WHAT TO WORK ON: Here are records with pictures in them. Copy all of them exactly and leave the pictures out.

[Collected data entries]
*****

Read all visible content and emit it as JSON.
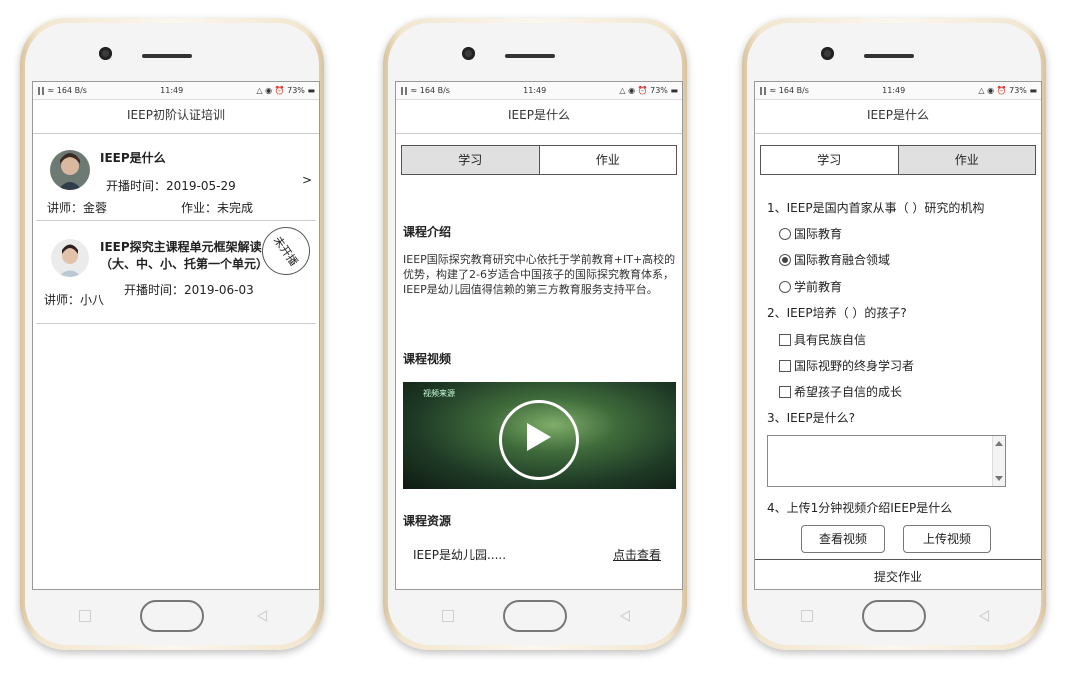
{
  "status": {
    "left": "‖‖ ≈ 164 B/s",
    "time": "11:49",
    "right": "△ ◉ ⏰ 73% ▬"
  },
  "phone1": {
    "title": "IEEP初阶认证培训",
    "courses": [
      {
        "title": "IEEP是什么",
        "time_label": "开播时间：2019-05-29",
        "teacher": "讲师：金蓉",
        "homework": "作业：未完成",
        "arrow": ">"
      },
      {
        "title_line1": "IEEP探究主课程单元框架解读",
        "title_line2": "（大、中、小、托第一个单元）",
        "time_label": "开播时间：2019-06-03",
        "teacher": "讲师：小八",
        "stamp": "未开播"
      }
    ]
  },
  "phone2": {
    "title": "IEEP是什么",
    "tabs": [
      "学习",
      "作业"
    ],
    "intro_title": "课程介绍",
    "intro_text": "IEEP国际探究教育研究中心依托于学前教育+IT+高校的优势，构建了2-6岁适合中国孩子的国际探究教育体系，IEEP是幼儿园值得信赖的第三方教育服务支持平台。",
    "video_title": "课程视频",
    "video_tag": "视频来源",
    "resource_title": "课程资源",
    "resource_name": "IEEP是幼儿园.....",
    "resource_link": "点击查看"
  },
  "phone3": {
    "title": "IEEP是什么",
    "tabs": [
      "学习",
      "作业"
    ],
    "q1": "1、IEEP是国内首家从事（   ）研究的机构",
    "q1_options": [
      "国际教育",
      "国际教育融合领域",
      "学前教育"
    ],
    "q1_selected": 1,
    "q2": "2、IEEP培养（   ）的孩子?",
    "q2_options": [
      "具有民族自信",
      "国际视野的终身学习者",
      "希望孩子自信的成长"
    ],
    "q3": "3、IEEP是什么?",
    "q4": "4、上传1分钟视频介绍IEEP是什么",
    "view_video": "查看视频",
    "upload_video": "上传视频",
    "submit": "提交作业"
  }
}
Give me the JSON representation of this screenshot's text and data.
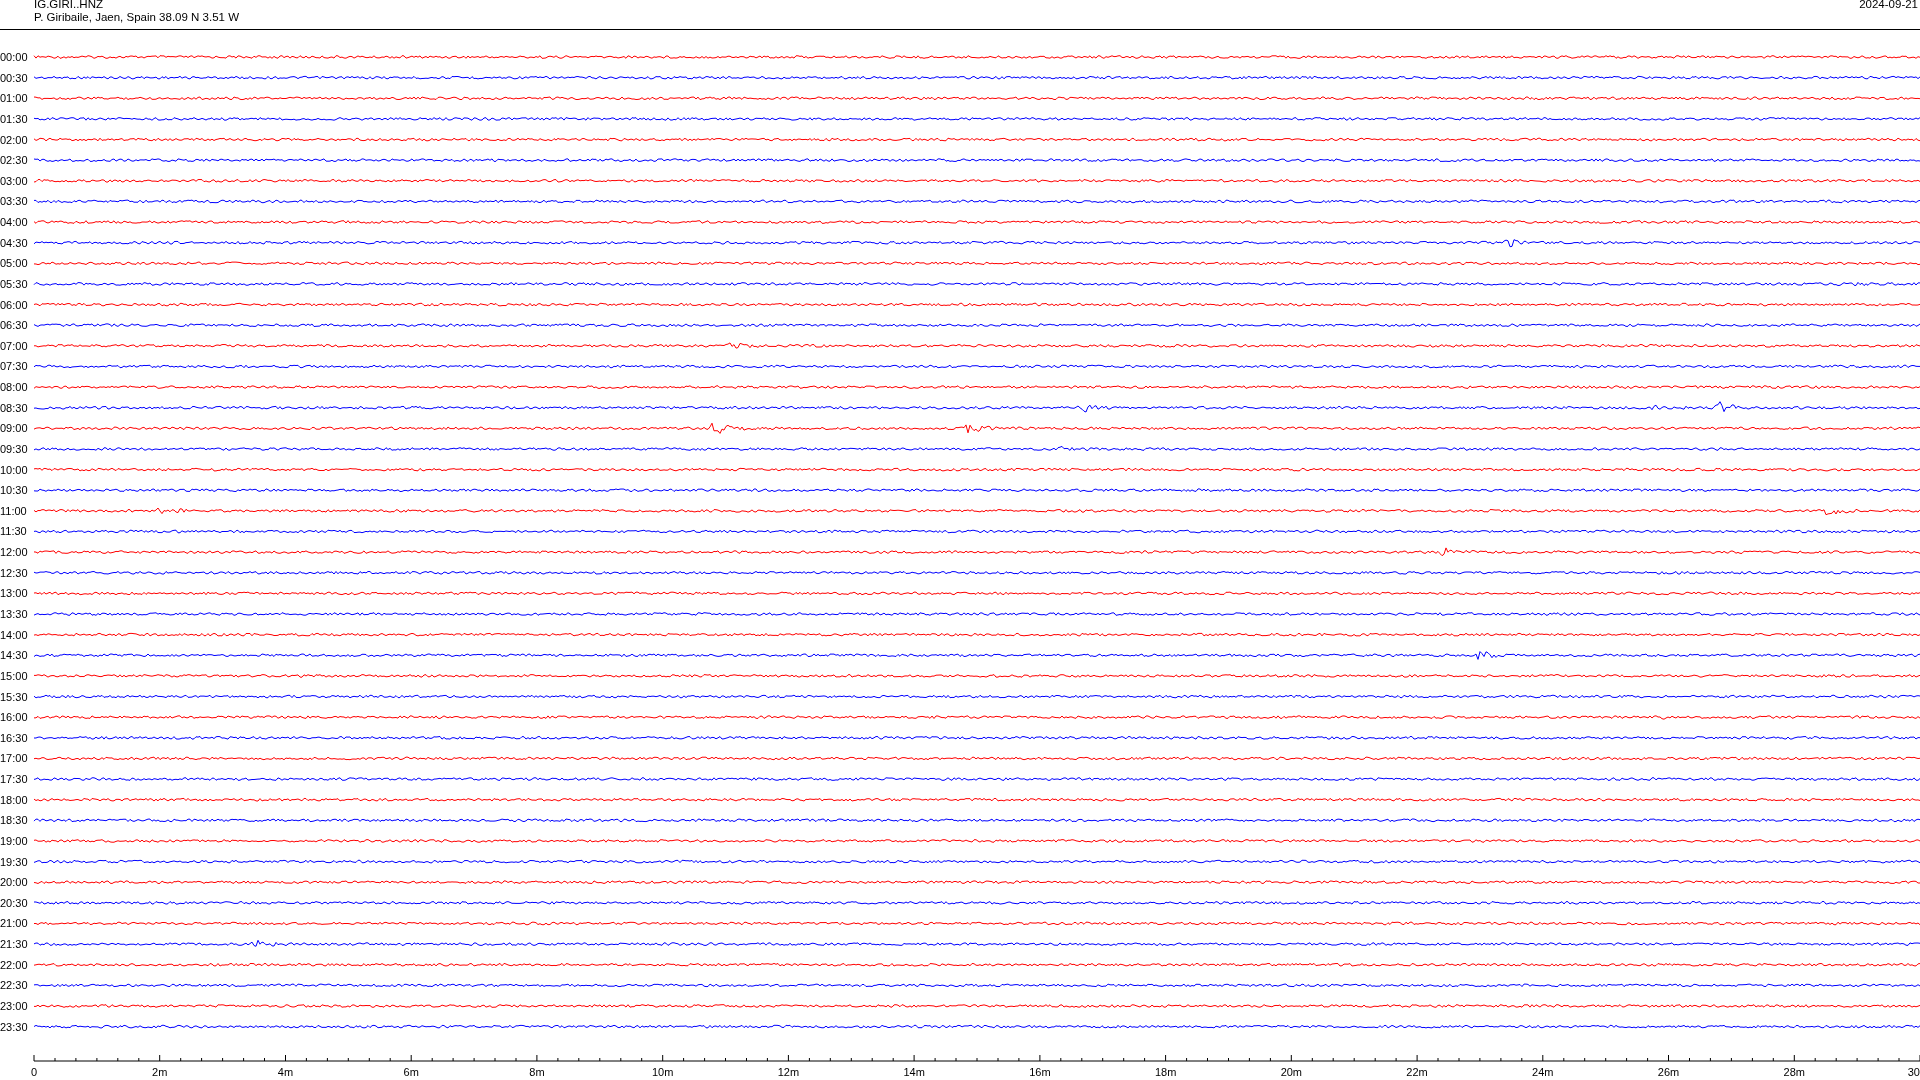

*****

RESULT OF THIS TASK:
Read all visible content and emit it as JSON.
{
  "status": {
    "left": "‖‖ ≈ 164 B/s",
    "time": "11:49",
    "right": "△ ◉ ⏰ 73% ▬"
  },
  "phone1": {
    "title": "IEEP初阶认证培训",
    "courses": [
      {
        "title": "IEEP是什么",
        "time_label": "开播时间：2019-05-29",
        "teacher": "讲师：金蓉",
        "homework": "作业：未完成",
        "arrow": ">"
      },
      {
        "title_line1": "IEEP探究主课程单元框架解读",
        "title_line2": "（大、中、小、托第一个单元）",
        "time_label": "开播时间：2019-06-03",
        "teacher": "讲师：小八",
        "stamp": "未开播"
      }
    ]
  },
  "phone2": {
    "title": "IEEP是什么",
    "tabs": [
      "学习",
      "作业"
    ],
    "intro_title": "课程介绍",
    "intro_text": "IEEP国际探究教育研究中心依托于学前教育+IT+高校的优势，构建了2-6岁适合中国孩子的国际探究教育体系，IEEP是幼儿园值得信赖的第三方教育服务支持平台。",
    "video_title": "课程视频",
    "video_tag": "视频来源",
    "resource_title": "课程资源",
    "resource_name": "IEEP是幼儿园.....",
    "resource_link": "点击查看"
  },
  "phone3": {
    "title": "IEEP是什么",
    "tabs": [
      "学习",
      "作业"
    ],
    "q1": "1、IEEP是国内首家从事（   ）研究的机构",
    "q1_options": [
      "国际教育",
      "国际教育融合领域",
      "学前教育"
    ],
    "q1_selected": 1,
    "q2": "2、IEEP培养（   ）的孩子?",
    "q2_options": [
      "具有民族自信",
      "国际视野的终身学习者",
      "希望孩子自信的成长"
    ],
    "q3": "3、IEEP是什么?",
    "q4": "4、上传1分钟视频介绍IEEP是什么",
    "view_video": "查看视频",
    "upload_video": "上传视频",
    "submit": "提交作业"
  }
}
Give me the JSON representation of this screenshot's text and data.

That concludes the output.